Pull out every line below containing the word "плановых".

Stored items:
↓↓↓
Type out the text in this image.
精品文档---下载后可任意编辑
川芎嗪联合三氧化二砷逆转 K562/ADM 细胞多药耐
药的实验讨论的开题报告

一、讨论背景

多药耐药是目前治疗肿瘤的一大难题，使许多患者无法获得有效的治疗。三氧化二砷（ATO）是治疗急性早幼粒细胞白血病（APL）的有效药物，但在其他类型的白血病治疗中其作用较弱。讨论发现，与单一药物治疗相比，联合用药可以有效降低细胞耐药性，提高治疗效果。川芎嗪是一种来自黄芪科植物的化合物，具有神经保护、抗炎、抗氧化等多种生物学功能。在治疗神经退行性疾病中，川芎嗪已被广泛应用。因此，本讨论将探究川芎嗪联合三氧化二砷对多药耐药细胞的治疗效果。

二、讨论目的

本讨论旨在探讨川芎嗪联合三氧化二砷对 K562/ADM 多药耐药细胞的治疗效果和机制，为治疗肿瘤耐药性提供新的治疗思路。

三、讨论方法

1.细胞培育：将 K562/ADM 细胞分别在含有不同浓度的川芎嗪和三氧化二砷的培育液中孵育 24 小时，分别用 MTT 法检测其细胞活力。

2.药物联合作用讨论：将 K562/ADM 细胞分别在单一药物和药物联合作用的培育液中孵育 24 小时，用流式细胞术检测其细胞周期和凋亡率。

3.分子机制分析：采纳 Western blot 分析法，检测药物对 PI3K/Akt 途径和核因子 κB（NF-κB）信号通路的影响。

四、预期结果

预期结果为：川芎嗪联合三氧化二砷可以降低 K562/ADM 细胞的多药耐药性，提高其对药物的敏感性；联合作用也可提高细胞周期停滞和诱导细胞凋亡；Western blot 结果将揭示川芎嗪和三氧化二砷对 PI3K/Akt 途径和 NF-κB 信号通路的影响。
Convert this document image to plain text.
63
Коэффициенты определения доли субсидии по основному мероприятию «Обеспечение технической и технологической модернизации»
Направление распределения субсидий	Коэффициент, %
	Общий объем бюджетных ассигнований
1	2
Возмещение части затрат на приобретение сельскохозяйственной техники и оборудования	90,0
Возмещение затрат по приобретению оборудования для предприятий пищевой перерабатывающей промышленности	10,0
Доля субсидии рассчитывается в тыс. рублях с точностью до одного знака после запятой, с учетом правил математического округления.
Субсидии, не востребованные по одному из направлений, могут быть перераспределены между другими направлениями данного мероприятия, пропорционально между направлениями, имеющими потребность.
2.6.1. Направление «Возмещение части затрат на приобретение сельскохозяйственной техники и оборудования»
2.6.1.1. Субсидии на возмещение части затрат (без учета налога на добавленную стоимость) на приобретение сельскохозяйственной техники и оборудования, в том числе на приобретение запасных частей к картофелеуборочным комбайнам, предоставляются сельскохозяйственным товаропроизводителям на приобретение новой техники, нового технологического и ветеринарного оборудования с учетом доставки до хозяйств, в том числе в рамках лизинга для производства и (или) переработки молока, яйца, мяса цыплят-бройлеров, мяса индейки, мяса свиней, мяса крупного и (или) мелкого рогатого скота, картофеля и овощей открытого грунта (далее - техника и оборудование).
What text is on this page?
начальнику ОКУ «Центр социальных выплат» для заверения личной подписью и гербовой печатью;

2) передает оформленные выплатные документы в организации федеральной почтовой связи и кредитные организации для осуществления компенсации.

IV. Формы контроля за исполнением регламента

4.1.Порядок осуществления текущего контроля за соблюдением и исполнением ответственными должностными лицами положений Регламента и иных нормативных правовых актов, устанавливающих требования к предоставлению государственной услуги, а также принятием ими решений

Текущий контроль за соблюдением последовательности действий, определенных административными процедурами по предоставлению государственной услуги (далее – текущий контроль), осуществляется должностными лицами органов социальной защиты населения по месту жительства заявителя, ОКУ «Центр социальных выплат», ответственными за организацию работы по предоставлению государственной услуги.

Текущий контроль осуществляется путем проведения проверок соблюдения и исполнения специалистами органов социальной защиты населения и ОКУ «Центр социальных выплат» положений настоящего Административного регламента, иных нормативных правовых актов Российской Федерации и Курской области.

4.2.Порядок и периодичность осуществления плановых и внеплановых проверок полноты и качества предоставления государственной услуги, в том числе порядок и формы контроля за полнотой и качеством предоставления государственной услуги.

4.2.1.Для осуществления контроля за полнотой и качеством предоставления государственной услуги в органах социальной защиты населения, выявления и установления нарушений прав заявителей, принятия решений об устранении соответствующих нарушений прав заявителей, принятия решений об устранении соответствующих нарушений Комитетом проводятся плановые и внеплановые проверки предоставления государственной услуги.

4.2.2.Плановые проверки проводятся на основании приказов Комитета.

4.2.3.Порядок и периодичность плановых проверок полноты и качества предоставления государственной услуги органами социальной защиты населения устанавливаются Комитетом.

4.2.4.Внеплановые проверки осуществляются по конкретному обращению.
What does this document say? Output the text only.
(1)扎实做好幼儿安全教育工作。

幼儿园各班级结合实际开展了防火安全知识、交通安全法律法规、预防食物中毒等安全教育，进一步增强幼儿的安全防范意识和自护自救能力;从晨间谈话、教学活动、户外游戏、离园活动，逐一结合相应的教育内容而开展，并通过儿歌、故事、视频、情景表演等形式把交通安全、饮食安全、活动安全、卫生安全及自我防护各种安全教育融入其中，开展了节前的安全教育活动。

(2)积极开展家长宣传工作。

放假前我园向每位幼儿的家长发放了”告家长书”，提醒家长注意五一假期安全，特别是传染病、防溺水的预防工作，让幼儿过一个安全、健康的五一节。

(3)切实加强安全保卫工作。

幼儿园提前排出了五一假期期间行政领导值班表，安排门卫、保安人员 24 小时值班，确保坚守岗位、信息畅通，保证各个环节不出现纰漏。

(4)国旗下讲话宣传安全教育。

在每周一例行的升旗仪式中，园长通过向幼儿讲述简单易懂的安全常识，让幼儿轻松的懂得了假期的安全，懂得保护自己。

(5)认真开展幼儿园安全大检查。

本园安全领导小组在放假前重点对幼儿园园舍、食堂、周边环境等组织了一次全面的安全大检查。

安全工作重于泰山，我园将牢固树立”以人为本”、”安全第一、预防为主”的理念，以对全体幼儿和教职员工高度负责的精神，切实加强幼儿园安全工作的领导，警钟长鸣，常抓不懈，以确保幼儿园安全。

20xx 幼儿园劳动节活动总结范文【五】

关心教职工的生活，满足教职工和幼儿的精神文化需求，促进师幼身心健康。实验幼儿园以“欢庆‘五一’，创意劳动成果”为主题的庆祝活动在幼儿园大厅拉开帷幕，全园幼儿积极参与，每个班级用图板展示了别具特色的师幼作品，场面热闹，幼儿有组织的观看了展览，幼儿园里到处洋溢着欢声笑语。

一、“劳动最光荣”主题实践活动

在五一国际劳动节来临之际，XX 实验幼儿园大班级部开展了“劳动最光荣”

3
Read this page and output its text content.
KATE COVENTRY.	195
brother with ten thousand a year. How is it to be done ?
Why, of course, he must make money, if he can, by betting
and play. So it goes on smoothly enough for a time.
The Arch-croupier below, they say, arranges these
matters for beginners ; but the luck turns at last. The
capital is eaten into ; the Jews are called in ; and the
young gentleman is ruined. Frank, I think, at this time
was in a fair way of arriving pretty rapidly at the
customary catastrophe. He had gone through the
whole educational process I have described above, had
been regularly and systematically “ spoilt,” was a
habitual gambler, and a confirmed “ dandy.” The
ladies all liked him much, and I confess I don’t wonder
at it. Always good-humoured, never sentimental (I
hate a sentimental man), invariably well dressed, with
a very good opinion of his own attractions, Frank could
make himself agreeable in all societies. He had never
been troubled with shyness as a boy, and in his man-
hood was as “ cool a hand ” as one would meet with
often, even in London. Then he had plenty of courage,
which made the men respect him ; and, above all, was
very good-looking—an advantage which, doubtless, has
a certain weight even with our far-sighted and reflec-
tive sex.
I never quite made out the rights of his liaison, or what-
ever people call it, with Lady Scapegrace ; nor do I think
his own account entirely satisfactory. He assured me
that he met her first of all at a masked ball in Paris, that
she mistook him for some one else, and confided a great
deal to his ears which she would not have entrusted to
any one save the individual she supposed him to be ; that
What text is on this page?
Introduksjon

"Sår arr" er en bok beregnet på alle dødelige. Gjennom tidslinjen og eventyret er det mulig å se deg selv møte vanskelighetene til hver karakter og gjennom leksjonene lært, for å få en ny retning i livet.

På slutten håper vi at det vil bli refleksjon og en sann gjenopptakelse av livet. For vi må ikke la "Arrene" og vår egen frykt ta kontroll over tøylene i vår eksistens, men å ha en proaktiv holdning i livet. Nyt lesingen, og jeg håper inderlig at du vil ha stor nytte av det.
↑↑↑
### SOLUTION BELOW
4.2.Порядок и периодичность осуществления плановых и внеплановых проверок полноты и качества предоставления государственной услуги, в том числе порядок и формы контроля за полнотой и качеством предоставления государственной услуги.
4.2.3.Порядок и периодичность плановых проверок полноты и качества предоставления государственной услуги органами социальной защиты населения устанавливаются Комитетом.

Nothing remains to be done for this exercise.